Part of a data file

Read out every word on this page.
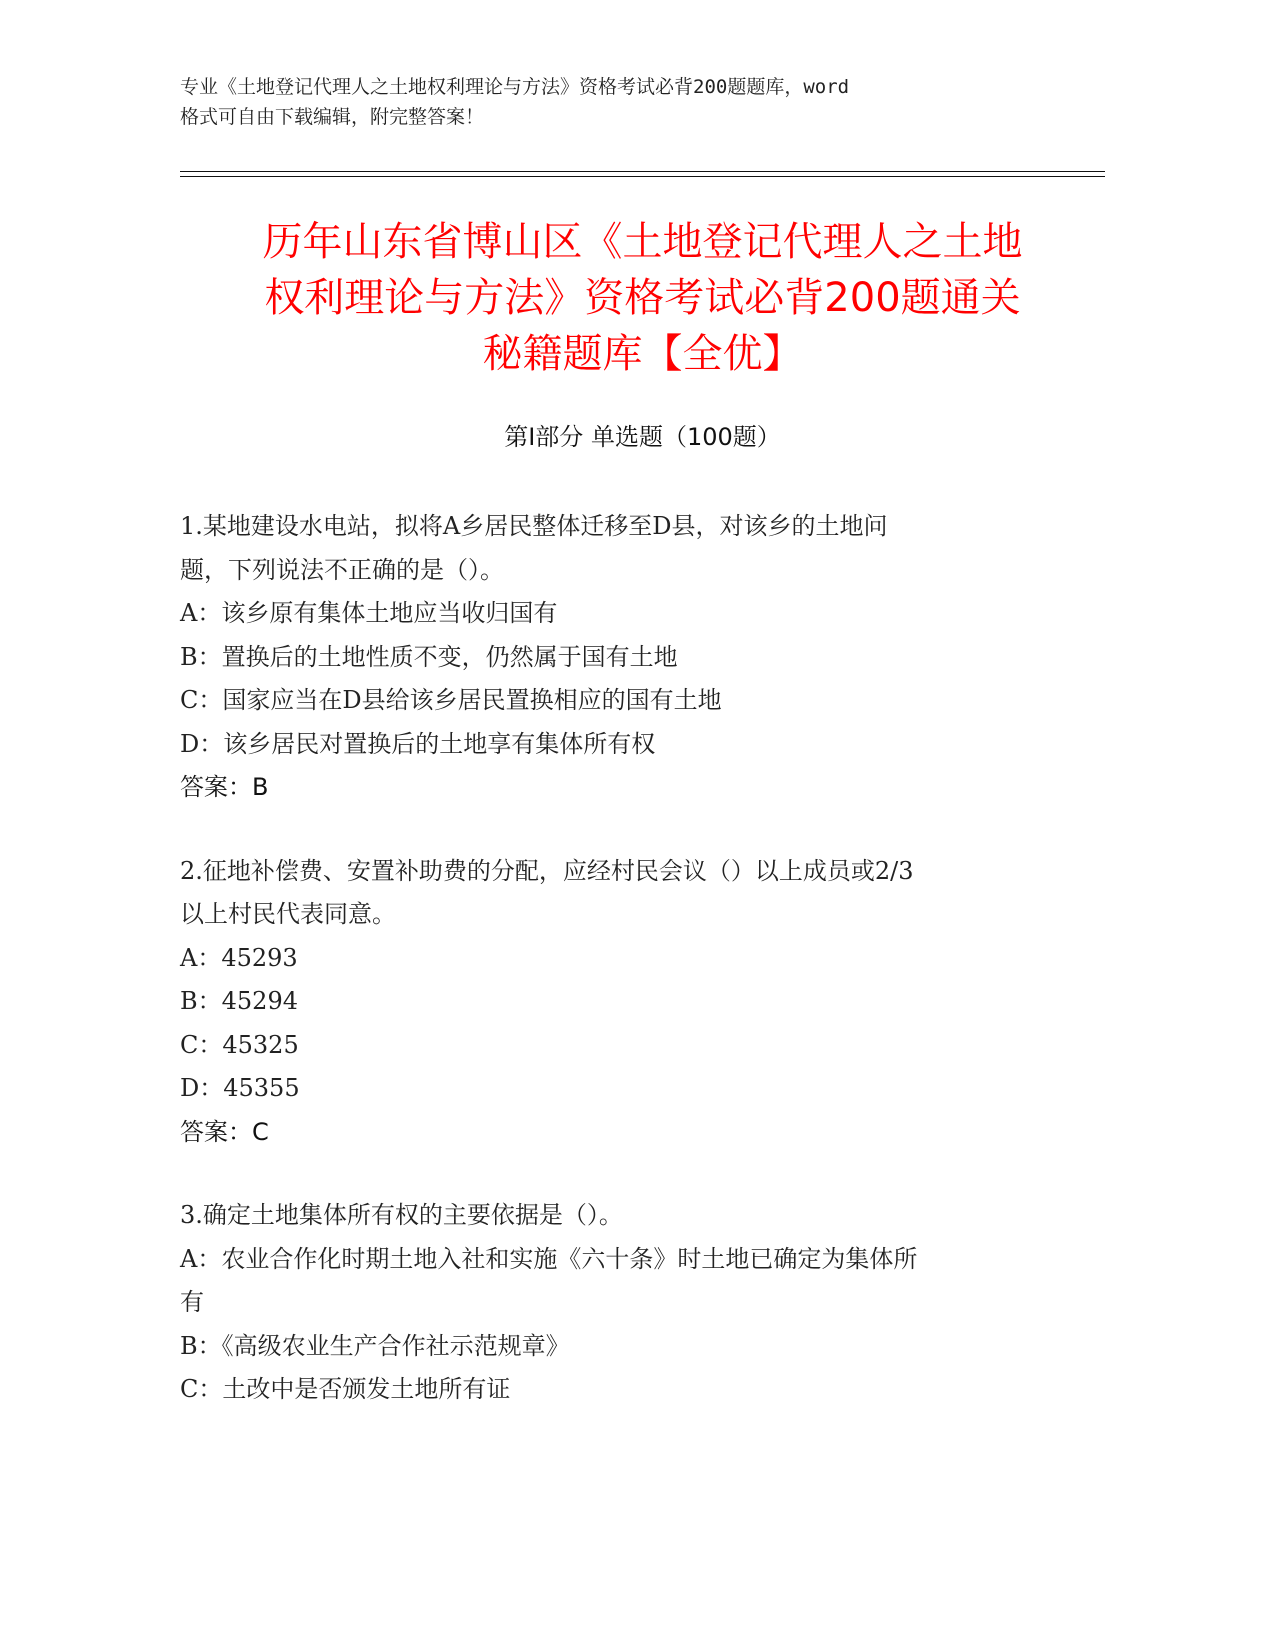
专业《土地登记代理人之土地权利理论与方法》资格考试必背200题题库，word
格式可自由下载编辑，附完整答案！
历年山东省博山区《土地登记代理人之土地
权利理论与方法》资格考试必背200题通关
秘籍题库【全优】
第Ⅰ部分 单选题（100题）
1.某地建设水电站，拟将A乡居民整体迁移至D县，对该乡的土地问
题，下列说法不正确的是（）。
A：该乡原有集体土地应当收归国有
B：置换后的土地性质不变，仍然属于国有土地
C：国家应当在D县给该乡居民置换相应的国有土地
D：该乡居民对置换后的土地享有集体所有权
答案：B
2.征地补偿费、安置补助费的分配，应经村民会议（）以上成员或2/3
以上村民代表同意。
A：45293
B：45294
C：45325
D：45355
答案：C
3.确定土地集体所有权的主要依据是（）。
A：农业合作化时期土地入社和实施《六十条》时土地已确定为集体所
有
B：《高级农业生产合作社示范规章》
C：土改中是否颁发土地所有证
* * *
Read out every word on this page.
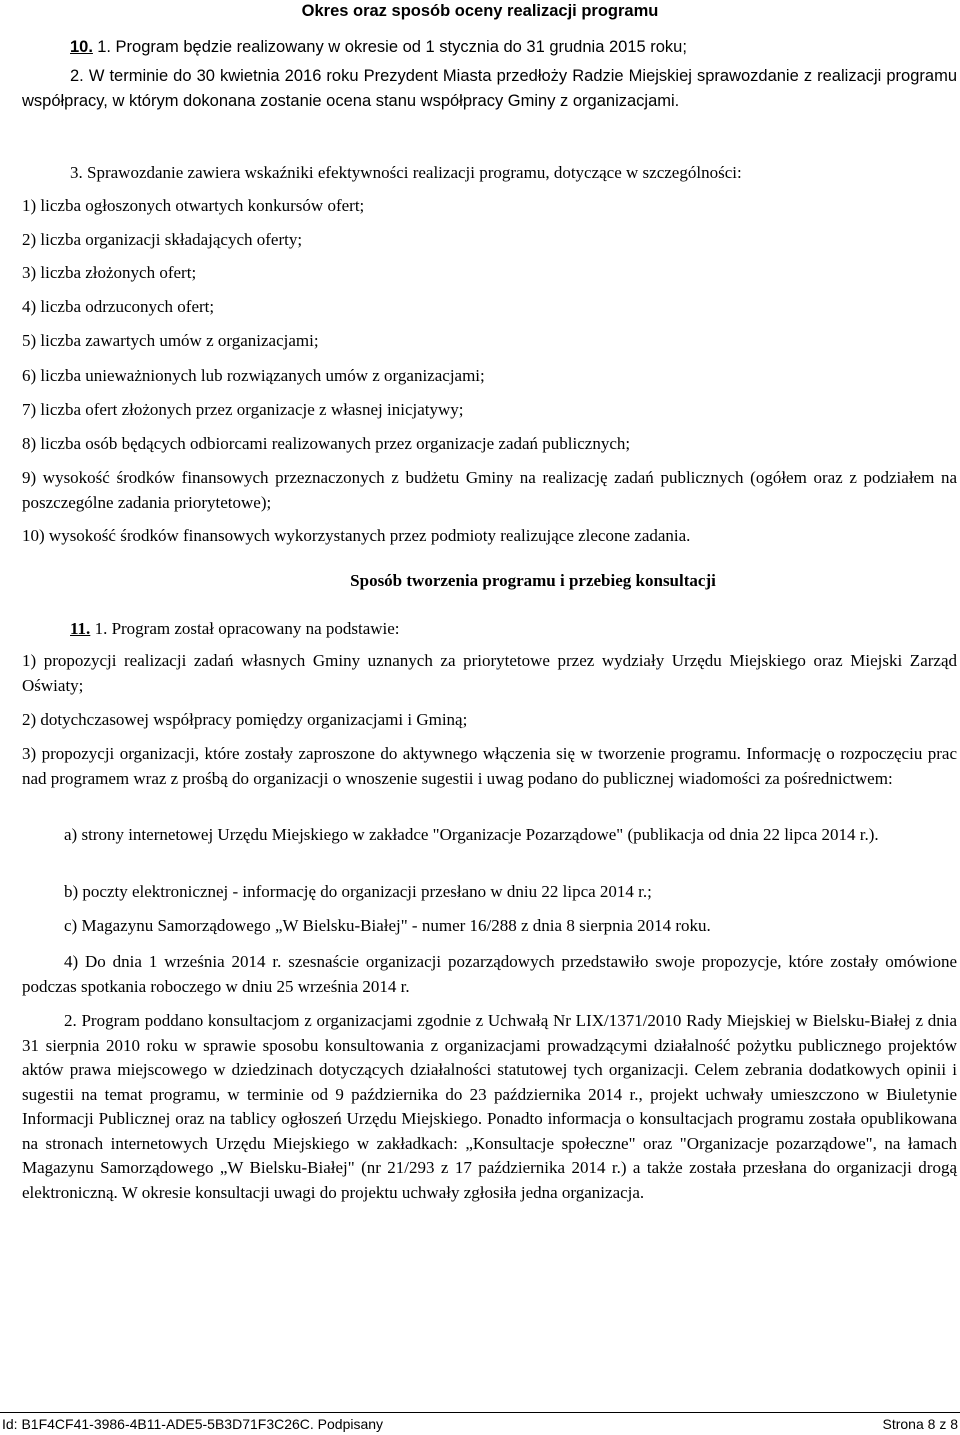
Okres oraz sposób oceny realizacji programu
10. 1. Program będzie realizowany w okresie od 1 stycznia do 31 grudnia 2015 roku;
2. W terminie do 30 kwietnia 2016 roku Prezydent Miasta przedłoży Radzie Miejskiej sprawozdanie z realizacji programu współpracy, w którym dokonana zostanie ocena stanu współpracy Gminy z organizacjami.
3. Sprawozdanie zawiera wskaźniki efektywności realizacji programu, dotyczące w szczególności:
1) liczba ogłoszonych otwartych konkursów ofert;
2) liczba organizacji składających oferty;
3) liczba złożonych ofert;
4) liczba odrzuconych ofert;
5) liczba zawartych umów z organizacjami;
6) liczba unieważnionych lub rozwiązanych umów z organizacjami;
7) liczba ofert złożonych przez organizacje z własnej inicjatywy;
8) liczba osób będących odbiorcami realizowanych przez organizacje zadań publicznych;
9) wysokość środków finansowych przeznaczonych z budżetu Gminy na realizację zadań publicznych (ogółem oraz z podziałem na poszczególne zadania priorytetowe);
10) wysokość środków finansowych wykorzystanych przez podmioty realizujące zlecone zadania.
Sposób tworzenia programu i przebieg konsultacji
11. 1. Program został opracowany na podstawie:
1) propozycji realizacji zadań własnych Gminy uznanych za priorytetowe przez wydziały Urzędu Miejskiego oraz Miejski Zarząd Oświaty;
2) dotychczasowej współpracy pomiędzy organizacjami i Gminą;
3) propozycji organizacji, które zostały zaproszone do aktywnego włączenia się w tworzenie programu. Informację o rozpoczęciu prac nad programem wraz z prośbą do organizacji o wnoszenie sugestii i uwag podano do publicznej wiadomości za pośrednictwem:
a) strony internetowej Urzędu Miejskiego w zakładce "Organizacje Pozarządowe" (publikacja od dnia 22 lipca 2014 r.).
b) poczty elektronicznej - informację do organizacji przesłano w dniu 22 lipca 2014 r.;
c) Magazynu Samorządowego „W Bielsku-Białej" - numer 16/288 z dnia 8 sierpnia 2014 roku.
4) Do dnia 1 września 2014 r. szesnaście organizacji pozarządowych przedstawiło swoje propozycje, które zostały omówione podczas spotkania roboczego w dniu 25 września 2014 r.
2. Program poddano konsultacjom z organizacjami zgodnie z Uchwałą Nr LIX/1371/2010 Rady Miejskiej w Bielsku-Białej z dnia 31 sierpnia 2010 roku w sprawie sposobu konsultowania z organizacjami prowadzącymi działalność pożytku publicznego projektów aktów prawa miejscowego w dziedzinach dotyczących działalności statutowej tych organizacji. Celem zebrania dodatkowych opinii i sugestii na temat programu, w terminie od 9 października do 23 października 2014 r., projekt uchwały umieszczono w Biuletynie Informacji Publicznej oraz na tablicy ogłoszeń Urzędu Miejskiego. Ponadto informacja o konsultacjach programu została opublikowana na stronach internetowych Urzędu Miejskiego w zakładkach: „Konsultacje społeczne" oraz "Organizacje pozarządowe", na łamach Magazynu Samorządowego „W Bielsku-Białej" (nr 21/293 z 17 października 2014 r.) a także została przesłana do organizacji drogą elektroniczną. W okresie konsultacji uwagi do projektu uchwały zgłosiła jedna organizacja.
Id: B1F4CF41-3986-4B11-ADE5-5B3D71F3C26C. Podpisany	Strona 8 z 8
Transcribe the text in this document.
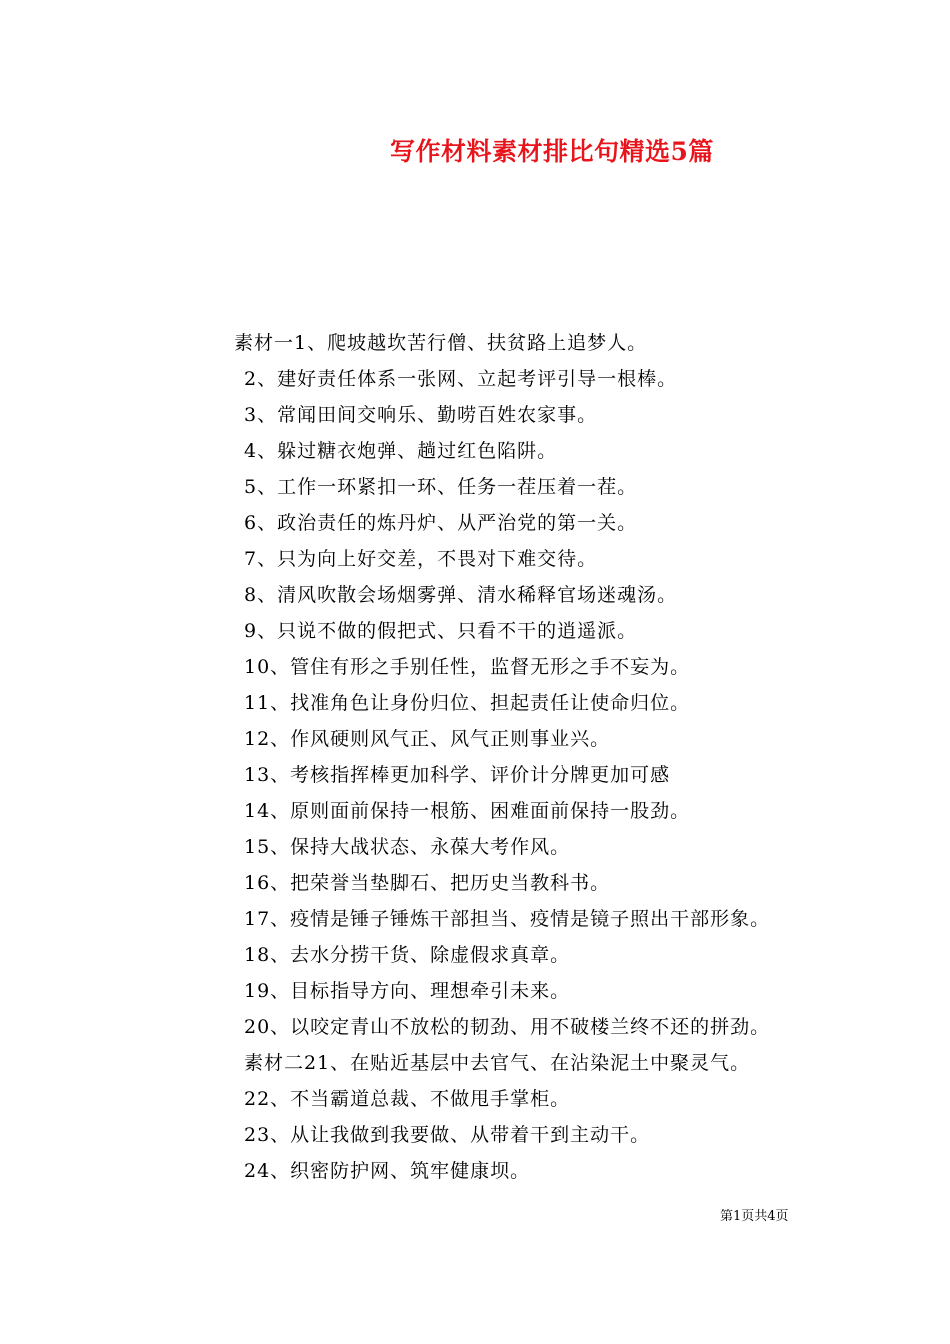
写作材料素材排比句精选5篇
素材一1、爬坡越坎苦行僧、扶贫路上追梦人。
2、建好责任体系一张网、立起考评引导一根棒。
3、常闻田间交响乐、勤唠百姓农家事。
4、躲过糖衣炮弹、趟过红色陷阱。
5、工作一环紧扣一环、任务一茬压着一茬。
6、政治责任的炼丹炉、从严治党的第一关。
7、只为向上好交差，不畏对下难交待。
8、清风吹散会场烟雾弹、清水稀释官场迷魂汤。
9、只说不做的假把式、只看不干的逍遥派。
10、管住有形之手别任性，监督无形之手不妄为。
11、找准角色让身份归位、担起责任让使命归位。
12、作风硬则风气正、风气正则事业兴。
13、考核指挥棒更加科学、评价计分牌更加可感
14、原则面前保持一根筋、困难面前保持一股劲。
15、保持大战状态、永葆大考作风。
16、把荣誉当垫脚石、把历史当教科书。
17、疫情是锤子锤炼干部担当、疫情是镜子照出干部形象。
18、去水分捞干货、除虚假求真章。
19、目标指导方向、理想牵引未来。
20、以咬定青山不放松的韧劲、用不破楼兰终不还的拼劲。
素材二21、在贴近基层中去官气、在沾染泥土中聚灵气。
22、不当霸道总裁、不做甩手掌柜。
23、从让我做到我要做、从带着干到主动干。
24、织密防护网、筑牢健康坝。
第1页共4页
--
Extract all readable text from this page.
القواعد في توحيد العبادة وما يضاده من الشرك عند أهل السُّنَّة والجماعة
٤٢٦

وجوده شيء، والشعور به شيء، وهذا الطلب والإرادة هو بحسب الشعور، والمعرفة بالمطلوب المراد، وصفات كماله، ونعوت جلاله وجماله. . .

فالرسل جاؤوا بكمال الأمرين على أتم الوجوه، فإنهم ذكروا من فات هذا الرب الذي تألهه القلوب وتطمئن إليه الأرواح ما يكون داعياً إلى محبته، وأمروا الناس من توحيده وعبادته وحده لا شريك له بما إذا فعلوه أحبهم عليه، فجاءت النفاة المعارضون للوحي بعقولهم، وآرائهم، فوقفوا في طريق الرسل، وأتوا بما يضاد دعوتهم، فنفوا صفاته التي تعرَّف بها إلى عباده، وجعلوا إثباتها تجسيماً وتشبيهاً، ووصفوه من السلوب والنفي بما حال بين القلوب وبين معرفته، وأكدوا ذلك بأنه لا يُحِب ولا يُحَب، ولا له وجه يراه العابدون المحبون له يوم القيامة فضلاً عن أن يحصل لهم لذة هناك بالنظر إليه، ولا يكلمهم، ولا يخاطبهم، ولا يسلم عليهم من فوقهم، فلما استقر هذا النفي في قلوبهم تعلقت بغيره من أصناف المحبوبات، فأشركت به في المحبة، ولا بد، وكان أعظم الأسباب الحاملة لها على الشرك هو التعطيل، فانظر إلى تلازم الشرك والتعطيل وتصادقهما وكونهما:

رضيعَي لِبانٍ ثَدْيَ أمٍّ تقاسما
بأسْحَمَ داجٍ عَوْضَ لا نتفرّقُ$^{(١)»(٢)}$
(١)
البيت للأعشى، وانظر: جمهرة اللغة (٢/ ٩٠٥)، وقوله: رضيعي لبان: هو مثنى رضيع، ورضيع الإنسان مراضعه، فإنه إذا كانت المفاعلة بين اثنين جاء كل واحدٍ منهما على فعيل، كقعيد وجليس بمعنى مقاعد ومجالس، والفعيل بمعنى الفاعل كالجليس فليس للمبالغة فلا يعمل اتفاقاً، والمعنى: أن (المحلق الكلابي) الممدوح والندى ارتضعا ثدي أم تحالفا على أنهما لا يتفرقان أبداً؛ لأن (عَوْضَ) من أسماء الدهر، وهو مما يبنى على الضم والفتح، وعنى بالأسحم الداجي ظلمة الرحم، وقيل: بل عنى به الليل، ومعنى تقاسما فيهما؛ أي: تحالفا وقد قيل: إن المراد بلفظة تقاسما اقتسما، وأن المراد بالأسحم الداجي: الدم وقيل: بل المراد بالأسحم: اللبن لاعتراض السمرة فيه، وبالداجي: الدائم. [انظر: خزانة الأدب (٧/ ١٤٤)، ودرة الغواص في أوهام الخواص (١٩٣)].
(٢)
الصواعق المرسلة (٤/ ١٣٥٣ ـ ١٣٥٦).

EXERCISE DETAILS
Check each line in the listing above for the string "zostały", then report how many lines contain it, with no other text.

EXERCISE RESULT
2